• [Instruction] Count how many lines mention the word "true". Write that number alone.

**** Excerpted data

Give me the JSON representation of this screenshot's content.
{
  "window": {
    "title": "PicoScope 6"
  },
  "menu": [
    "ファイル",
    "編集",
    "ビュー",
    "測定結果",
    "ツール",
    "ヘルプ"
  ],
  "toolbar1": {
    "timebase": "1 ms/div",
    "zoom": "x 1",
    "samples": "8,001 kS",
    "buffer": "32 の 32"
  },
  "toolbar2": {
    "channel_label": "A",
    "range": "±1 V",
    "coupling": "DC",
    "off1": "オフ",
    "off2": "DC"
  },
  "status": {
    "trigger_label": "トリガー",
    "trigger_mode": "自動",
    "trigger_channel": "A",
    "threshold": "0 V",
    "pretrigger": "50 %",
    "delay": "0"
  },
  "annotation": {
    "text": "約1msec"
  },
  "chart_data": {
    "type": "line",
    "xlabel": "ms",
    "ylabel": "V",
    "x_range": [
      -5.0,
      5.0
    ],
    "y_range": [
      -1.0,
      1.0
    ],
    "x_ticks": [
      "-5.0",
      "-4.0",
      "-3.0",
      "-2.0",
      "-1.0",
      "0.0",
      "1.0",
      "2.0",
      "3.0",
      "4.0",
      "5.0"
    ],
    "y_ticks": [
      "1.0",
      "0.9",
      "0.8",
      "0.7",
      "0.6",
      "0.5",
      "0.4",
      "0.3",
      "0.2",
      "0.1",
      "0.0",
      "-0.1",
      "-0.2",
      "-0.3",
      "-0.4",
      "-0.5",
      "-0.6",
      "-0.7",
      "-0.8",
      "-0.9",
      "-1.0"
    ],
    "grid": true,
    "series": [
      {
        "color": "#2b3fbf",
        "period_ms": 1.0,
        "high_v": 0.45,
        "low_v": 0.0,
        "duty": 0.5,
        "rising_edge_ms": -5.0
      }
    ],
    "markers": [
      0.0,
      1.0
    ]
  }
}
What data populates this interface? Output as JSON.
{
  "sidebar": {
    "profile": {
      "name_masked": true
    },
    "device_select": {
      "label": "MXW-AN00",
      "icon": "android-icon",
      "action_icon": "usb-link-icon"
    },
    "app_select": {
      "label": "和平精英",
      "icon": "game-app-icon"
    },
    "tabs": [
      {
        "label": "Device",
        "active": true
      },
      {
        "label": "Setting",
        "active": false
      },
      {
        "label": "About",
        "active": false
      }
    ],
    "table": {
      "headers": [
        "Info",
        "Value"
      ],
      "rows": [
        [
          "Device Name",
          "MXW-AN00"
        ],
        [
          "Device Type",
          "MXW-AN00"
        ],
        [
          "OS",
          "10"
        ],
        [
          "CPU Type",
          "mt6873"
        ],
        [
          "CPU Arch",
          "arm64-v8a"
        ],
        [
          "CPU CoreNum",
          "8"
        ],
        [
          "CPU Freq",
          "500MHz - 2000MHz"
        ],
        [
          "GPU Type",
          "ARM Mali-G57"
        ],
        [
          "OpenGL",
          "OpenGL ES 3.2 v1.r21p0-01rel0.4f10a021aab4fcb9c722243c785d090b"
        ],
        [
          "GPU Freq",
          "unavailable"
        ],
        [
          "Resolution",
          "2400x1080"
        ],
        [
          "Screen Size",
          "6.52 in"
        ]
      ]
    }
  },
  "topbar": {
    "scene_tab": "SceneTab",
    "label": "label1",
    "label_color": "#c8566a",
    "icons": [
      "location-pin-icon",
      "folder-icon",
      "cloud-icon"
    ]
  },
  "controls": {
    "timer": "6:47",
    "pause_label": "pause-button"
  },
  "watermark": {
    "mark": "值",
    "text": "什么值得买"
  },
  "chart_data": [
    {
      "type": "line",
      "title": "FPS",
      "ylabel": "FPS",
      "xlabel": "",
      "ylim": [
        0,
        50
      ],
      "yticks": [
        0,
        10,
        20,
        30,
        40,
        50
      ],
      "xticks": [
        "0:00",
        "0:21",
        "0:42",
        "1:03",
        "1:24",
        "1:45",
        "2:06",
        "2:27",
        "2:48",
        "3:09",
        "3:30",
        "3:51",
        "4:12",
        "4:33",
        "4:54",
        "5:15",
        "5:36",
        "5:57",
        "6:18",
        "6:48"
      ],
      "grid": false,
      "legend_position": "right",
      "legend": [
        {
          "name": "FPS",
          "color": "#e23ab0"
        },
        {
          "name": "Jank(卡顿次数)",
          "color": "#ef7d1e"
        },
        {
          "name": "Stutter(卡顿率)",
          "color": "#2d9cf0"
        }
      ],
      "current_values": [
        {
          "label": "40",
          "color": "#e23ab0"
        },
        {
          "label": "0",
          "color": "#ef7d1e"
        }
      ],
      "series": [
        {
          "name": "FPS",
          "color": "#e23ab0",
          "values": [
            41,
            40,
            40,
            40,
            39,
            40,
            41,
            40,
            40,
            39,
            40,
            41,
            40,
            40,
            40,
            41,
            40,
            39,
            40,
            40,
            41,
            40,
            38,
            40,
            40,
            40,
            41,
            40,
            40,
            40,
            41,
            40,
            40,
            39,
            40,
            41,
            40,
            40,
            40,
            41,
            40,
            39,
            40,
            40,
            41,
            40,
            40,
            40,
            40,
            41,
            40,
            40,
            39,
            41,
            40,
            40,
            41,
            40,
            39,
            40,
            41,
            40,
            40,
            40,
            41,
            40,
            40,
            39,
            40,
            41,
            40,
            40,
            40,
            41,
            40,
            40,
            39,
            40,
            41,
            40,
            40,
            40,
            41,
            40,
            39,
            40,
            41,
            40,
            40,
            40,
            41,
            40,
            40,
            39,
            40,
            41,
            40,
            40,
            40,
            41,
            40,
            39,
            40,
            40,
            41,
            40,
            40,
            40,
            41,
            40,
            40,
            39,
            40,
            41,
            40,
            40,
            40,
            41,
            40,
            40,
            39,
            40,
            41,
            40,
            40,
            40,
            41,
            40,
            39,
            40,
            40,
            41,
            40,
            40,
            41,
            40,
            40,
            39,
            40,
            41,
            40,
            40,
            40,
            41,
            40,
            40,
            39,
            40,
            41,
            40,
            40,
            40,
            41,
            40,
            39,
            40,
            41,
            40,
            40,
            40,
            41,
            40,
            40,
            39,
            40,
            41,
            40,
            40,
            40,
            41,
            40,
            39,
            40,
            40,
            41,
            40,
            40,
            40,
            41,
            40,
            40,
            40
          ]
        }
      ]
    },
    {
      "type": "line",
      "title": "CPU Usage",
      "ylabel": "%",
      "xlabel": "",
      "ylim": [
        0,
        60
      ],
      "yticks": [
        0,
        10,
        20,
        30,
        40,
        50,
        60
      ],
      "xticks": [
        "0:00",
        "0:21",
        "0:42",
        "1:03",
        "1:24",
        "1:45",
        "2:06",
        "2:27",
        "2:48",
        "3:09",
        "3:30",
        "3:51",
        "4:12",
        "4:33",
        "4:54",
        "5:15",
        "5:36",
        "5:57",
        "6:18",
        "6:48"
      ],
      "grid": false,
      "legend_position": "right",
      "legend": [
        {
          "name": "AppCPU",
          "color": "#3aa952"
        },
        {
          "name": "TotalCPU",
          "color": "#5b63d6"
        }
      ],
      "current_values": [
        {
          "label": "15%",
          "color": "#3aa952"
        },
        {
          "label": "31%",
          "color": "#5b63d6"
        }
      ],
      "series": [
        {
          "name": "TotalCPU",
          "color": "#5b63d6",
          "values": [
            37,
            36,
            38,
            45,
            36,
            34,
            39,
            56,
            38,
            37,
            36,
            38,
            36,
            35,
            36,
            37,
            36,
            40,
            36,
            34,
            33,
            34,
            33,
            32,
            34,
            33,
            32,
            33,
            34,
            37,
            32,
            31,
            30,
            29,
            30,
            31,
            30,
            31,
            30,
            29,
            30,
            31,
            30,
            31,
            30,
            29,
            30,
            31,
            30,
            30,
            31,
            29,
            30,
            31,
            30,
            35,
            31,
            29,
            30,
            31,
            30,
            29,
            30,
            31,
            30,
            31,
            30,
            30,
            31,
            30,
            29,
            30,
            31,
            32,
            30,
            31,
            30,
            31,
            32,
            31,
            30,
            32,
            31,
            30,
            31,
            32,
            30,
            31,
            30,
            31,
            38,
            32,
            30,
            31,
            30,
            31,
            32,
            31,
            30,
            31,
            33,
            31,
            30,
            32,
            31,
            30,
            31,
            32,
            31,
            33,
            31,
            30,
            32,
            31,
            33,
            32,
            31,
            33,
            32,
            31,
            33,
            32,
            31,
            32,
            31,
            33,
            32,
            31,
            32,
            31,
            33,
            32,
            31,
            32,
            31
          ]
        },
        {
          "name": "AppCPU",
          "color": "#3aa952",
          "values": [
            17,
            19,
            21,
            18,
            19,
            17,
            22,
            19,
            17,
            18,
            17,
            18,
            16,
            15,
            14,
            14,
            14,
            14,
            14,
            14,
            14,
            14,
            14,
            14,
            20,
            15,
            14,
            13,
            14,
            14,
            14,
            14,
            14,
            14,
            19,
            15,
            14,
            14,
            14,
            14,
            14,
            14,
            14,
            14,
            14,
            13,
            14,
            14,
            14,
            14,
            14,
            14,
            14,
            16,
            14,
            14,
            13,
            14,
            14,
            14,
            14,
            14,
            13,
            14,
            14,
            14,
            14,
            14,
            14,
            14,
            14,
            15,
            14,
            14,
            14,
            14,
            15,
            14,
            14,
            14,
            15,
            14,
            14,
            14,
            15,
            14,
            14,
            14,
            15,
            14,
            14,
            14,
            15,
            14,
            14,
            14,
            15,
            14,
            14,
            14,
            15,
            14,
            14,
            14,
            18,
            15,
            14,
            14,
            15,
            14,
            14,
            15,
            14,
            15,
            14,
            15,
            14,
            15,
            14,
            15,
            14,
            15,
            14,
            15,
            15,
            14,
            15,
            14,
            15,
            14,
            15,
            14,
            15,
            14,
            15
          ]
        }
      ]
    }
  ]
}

********

• [Answer in full] 3